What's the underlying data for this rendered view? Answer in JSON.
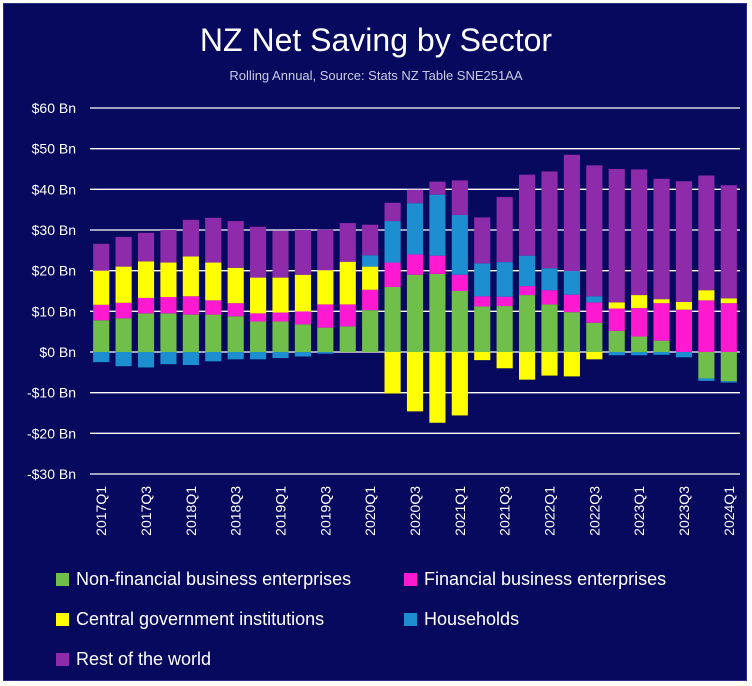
{
  "title": "NZ Net Saving by Sector",
  "subtitle": "Rolling Annual, Source: Stats NZ Table SNE251AA",
  "colors": {
    "background": "#07095e",
    "gridline": "#ffffff",
    "text": "#ffffff"
  },
  "chart_data": {
    "type": "bar",
    "stacked": true,
    "ylim": [
      -30,
      60
    ],
    "yticks": [
      -30,
      -20,
      -10,
      0,
      10,
      20,
      30,
      40,
      50,
      60
    ],
    "ytick_labels": [
      "-$30 Bn",
      "-$20 Bn",
      "-$10 Bn",
      "$0 Bn",
      "$10 Bn",
      "$20 Bn",
      "$30 Bn",
      "$40 Bn",
      "$50 Bn",
      "$60 Bn"
    ],
    "grid": true,
    "legend_position": "bottom",
    "categories": [
      "2017Q1",
      "2017Q2",
      "2017Q3",
      "2017Q4",
      "2018Q1",
      "2018Q2",
      "2018Q3",
      "2018Q4",
      "2019Q1",
      "2019Q2",
      "2019Q3",
      "2019Q4",
      "2020Q1",
      "2020Q2",
      "2020Q3",
      "2020Q4",
      "2021Q1",
      "2021Q2",
      "2021Q3",
      "2021Q4",
      "2022Q1",
      "2022Q2",
      "2022Q3",
      "2022Q4",
      "2023Q1",
      "2023Q2",
      "2023Q3",
      "2023Q4",
      "2024Q1"
    ],
    "xtick_labels": [
      "2017Q1",
      "",
      "2017Q3",
      "",
      "2018Q1",
      "",
      "2018Q3",
      "",
      "2019Q1",
      "",
      "2019Q3",
      "",
      "2020Q1",
      "",
      "2020Q3",
      "",
      "2021Q1",
      "",
      "2021Q3",
      "",
      "2022Q1",
      "",
      "2022Q3",
      "",
      "2023Q1",
      "",
      "2023Q3",
      "",
      "2024Q1"
    ],
    "series": [
      {
        "name": "Non-financial business enterprises",
        "color": "#6fbf4a",
        "values": [
          7.8,
          8.3,
          9.5,
          9.5,
          9.2,
          9.2,
          8.8,
          7.5,
          7.5,
          6.8,
          6.0,
          6.3,
          10.3,
          16.0,
          19.0,
          19.2,
          15.0,
          11.2,
          11.3,
          14.0,
          11.7,
          9.8,
          7.2,
          5.2,
          3.8,
          2.8,
          0.0,
          -6.5,
          -7.2
        ]
      },
      {
        "name": "Financial business enterprises",
        "color": "#ff1ad2",
        "values": [
          3.8,
          3.8,
          3.8,
          4.0,
          4.5,
          3.5,
          3.2,
          2.0,
          2.2,
          3.2,
          5.7,
          5.4,
          5.0,
          6.0,
          5.0,
          4.5,
          4.0,
          2.5,
          2.3,
          2.2,
          3.5,
          4.3,
          5.0,
          5.5,
          7.0,
          9.2,
          10.4,
          12.7,
          12.0
        ]
      },
      {
        "name": "Central government institutions",
        "color": "#ffff00",
        "values": [
          8.4,
          8.9,
          9.0,
          8.5,
          9.8,
          9.3,
          8.7,
          8.8,
          8.6,
          9.0,
          8.4,
          10.5,
          5.7,
          -10.2,
          -14.6,
          -17.4,
          -15.6,
          -2.0,
          -4.0,
          -6.8,
          -5.8,
          -6.0,
          -1.8,
          1.5,
          3.2,
          1.0,
          1.9,
          2.5,
          1.2
        ]
      },
      {
        "name": "Households",
        "color": "#1d8fd0",
        "values": [
          -2.5,
          -3.5,
          -3.8,
          -3.0,
          -3.2,
          -2.3,
          -1.8,
          -1.8,
          -1.5,
          -1.1,
          -0.4,
          0.0,
          2.8,
          10.2,
          12.6,
          15.0,
          14.7,
          8.1,
          8.5,
          7.5,
          5.4,
          5.8,
          1.5,
          -0.8,
          -0.8,
          -0.7,
          -1.3,
          -0.6,
          -0.3
        ]
      },
      {
        "name": "Rest of the world",
        "color": "#8e2bab",
        "values": [
          6.6,
          7.3,
          7.0,
          8.0,
          9.0,
          11.0,
          11.5,
          12.5,
          11.5,
          11.0,
          10.0,
          9.5,
          7.5,
          4.5,
          3.3,
          3.2,
          8.5,
          11.3,
          16.0,
          19.9,
          23.8,
          28.6,
          32.2,
          32.8,
          30.9,
          29.6,
          29.7,
          28.2,
          27.8
        ]
      }
    ]
  }
}
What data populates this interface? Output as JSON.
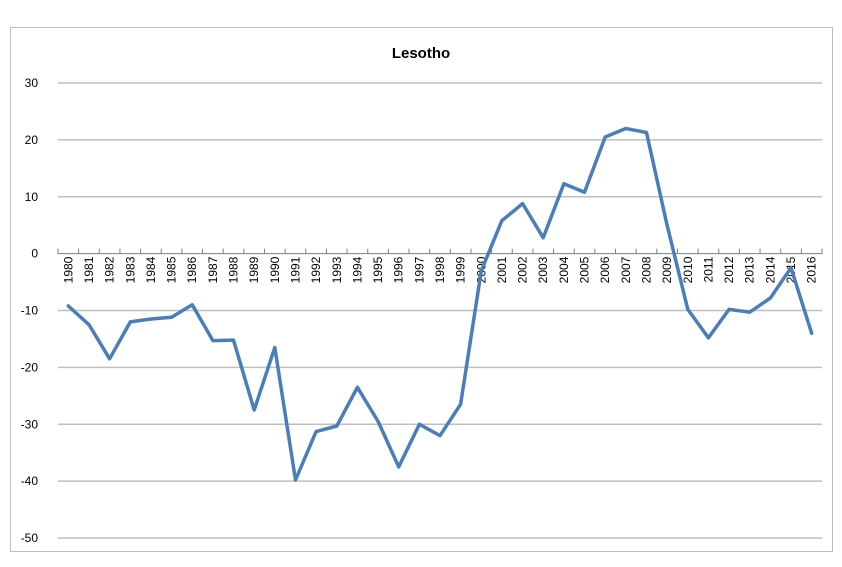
{
  "chart_data": {
    "type": "line",
    "title": "Lesotho",
    "xlabel": "",
    "ylabel": "",
    "ylim": [
      -50,
      30
    ],
    "yticks": [
      30,
      20,
      10,
      0,
      -10,
      -20,
      -30,
      -40,
      -50
    ],
    "grid": true,
    "legend": "none",
    "line_color": "#4a7ebb",
    "categories": [
      "1980",
      "1981",
      "1982",
      "1983",
      "1984",
      "1985",
      "1986",
      "1987",
      "1988",
      "1989",
      "1990",
      "1991",
      "1992",
      "1993",
      "1994",
      "1995",
      "1996",
      "1997",
      "1998",
      "1999",
      "2000",
      "2001",
      "2002",
      "2003",
      "2004",
      "2005",
      "2006",
      "2007",
      "2008",
      "2009",
      "2010",
      "2011",
      "2012",
      "2013",
      "2014",
      "2015",
      "2016"
    ],
    "values": [
      -9.2,
      -12.5,
      -18.5,
      -12.0,
      -11.5,
      -11.2,
      -9.0,
      -15.3,
      -15.2,
      -27.5,
      -16.5,
      -39.8,
      -31.3,
      -30.3,
      -23.5,
      -29.5,
      -37.5,
      -30.0,
      -32.0,
      -26.5,
      -3.0,
      5.8,
      8.8,
      2.8,
      12.3,
      10.8,
      20.5,
      22.0,
      21.3,
      5.0,
      -9.8,
      -14.8,
      -9.8,
      -10.3,
      -7.8,
      -2.5,
      -14.0
    ]
  }
}
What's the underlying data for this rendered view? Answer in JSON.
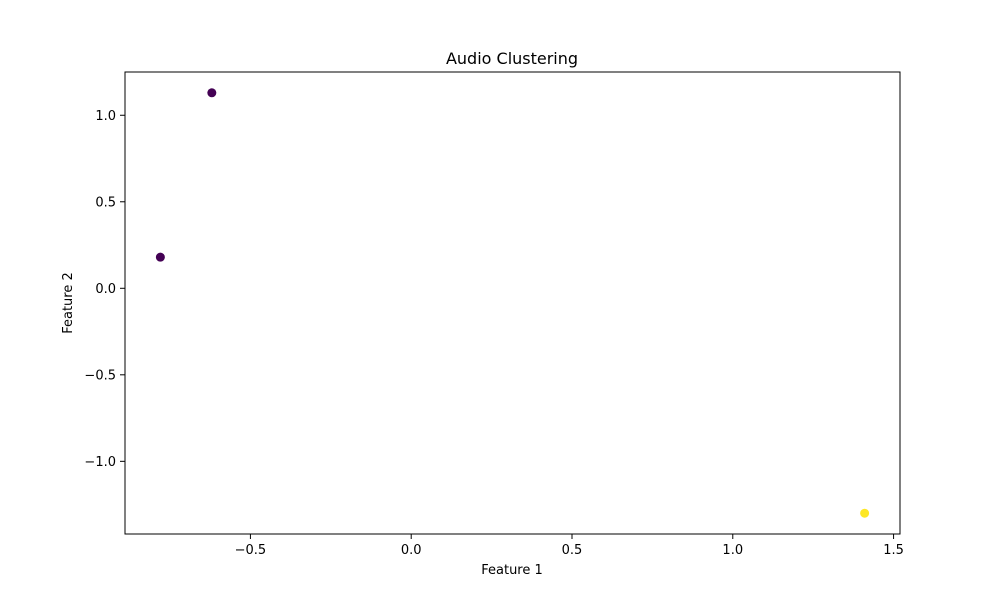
{
  "chart_data": {
    "type": "scatter",
    "title": "Audio Clustering",
    "xlabel": "Feature 1",
    "ylabel": "Feature 2",
    "xlim": [
      -0.89,
      1.52
    ],
    "ylim": [
      -1.42,
      1.25
    ],
    "xticks": [
      -0.5,
      0.0,
      0.5,
      1.0,
      1.5
    ],
    "xtick_labels": [
      "−0.5",
      "0.0",
      "0.5",
      "1.0",
      "1.5"
    ],
    "yticks": [
      -1.0,
      -0.5,
      0.0,
      0.5,
      1.0
    ],
    "ytick_labels": [
      "−1.0",
      "−0.5",
      "0.0",
      "0.5",
      "1.0"
    ],
    "grid": false,
    "points": [
      {
        "x": -0.62,
        "y": 1.13,
        "cluster": 0,
        "color": "#440154"
      },
      {
        "x": -0.78,
        "y": 0.18,
        "cluster": 0,
        "color": "#440154"
      },
      {
        "x": 1.41,
        "y": -1.3,
        "cluster": 1,
        "color": "#fde725"
      }
    ]
  }
}
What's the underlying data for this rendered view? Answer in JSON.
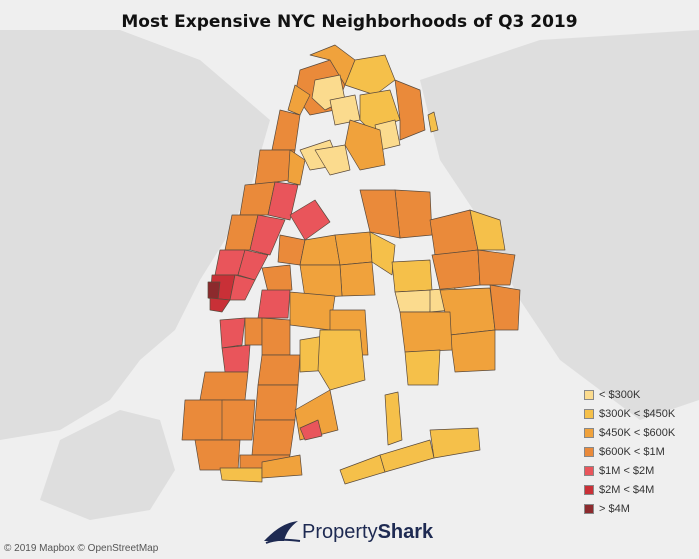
{
  "title": "Most Expensive NYC Neighborhoods of Q3 2019",
  "legend": {
    "items": [
      {
        "label": "< $300K",
        "color": "#fbdb8e"
      },
      {
        "label": "$300K < $450K",
        "color": "#f5c04a"
      },
      {
        "label": "$450K < $600K",
        "color": "#f0a23c"
      },
      {
        "label": "$600K < $1M",
        "color": "#ea8a3a"
      },
      {
        "label": "$1M < $2M",
        "color": "#e9555b"
      },
      {
        "label": "$2M < $4M",
        "color": "#c93037"
      },
      {
        "label": "> $4M",
        "color": "#8c2a2d"
      }
    ]
  },
  "attribution": "© 2019 Mapbox © OpenStreetMap",
  "brand": {
    "name_light": "Property",
    "name_bold": "Shark"
  },
  "colors": {
    "water": "#efefef",
    "land": "#dcdcdc",
    "border": "#5a4a3c"
  }
}
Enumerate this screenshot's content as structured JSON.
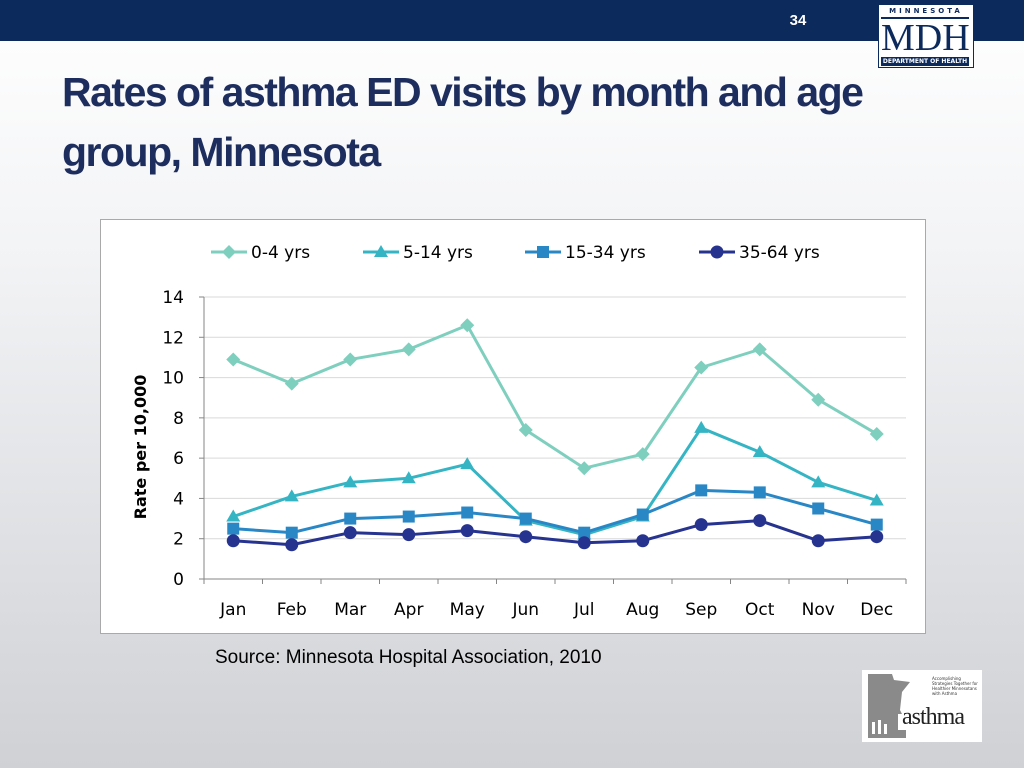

- _Problem description_: Filter the entries above down to the lines containing the word "business".

- _The answer_:
        "name": "Non-financial business enterprises",
        "name": "Financial business enterprises",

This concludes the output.